## EXERCISE:
Quote each record exactly, please, leaving none out.

(Collection entries)
+ + + + +
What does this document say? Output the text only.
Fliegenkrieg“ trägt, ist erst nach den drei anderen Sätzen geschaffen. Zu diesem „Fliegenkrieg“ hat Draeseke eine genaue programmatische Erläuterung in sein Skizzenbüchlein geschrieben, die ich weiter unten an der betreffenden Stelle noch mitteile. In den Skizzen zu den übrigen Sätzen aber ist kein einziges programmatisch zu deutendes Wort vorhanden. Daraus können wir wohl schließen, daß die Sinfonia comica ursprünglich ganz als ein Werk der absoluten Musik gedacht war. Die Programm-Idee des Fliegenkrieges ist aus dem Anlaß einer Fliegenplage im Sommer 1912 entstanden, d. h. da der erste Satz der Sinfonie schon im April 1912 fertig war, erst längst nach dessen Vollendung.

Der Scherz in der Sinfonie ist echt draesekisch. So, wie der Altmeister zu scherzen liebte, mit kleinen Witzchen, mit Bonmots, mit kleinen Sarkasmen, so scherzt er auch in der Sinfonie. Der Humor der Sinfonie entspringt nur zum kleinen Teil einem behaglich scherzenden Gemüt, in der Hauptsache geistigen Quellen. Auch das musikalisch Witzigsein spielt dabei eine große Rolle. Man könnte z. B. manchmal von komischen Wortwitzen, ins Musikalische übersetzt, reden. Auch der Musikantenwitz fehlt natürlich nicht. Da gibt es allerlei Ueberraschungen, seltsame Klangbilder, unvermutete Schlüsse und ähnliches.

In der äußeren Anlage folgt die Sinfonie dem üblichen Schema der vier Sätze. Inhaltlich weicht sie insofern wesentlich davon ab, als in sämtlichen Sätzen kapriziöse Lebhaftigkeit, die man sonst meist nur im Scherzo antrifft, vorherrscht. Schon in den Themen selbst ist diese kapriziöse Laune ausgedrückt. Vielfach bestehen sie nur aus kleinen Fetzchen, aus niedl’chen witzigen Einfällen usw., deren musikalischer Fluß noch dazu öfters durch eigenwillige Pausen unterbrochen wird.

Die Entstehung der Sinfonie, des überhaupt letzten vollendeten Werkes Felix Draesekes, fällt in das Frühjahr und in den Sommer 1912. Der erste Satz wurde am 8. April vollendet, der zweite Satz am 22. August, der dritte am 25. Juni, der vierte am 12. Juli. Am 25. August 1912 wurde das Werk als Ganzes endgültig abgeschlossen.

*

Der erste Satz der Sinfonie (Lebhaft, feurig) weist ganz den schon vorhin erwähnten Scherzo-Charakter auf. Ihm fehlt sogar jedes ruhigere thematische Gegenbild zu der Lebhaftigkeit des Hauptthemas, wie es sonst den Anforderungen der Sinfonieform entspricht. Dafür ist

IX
+ + + + +
## EXERCISE RESULT:
What does this document say? Output the text only.
Fliegenkrieg“ trägt, ist erst nach den drei anderen Sätzen geschaffen. Zu diesem „Fliegenkrieg“ hat Draeseke eine genaue programmatische Erläuterung in sein Skizzenbüchlein geschrieben, die ich weiter unten an der betreffenden Stelle noch mitteile. In den Skizzen zu den übrigen Sätzen aber ist kein einziges programmatisch zu deutendes Wort vorhanden. Daraus können wir wohl schließen, daß die Sinfonia comica ursprünglich ganz als ein Werk der absoluten Musik gedacht war. Die Programm-Idee des Fliegenkrieges ist aus dem Anlaß einer Fliegenplage im Sommer 1912 entstanden, d. h. da der erste Satz der Sinfonie schon im April 1912 fertig war, erst längst nach dessen Vollendung.

Der Scherz in der Sinfonie ist echt draesekisch. So, wie der Altmeister zu scherzen liebte, mit kleinen Witzchen, mit Bonmots, mit kleinen Sarkasmen, so scherzt er auch in der Sinfonie. Der Humor der Sinfonie entspringt nur zum kleinen Teil einem behaglich scherzenden Gemüt, in der Hauptsache geistigen Quellen. Auch das musikalisch Witzigsein spielt dabei eine große Rolle. Man könnte z. B. manchmal von komischen Wortwitzen, ins Musikalische übersetzt, reden. Auch der Musikantenwitz fehlt natürlich nicht. Da gibt es allerlei Ueberraschungen, seltsame Klangbilder, unvermutete Schlüsse und ähnliches.

In der äußeren Anlage folgt die Sinfonie dem üblichen Schema der vier Sätze. Inhaltlich weicht sie insofern wesentlich davon ab, als in sämtlichen Sätzen kapriziöse Lebhaftigkeit, die man sonst meist nur im Scherzo antrifft, vorherrscht. Schon in den Themen selbst ist diese kapriziöse Laune ausgedrückt. Vielfach bestehen sie nur aus kleinen Fetzchen, aus niedl’chen witzigen Einfällen usw., deren musikalischer Fluß noch dazu öfters durch eigenwillige Pausen unterbrochen wird.

Die Entstehung der Sinfonie, des überhaupt letzten vollendeten Werkes Felix Draesekes, fällt in das Frühjahr und in den Sommer 1912. Der erste Satz wurde am 8. April vollendet, der zweite Satz am 22. August, der dritte am 25. Juni, der vierte am 12. Juli. Am 25. August 1912 wurde das Werk als Ganzes endgültig abgeschlossen.

*

Der erste Satz der Sinfonie (Lebhaft, feurig) weist ganz den schon vorhin erwähnten Scherzo-Charakter auf. Ihm fehlt sogar jedes ruhigere thematische Gegenbild zu der Lebhaftigkeit des Hauptthemas, wie es sonst den Anforderungen der Sinfonieform entspricht. Dafür ist

IX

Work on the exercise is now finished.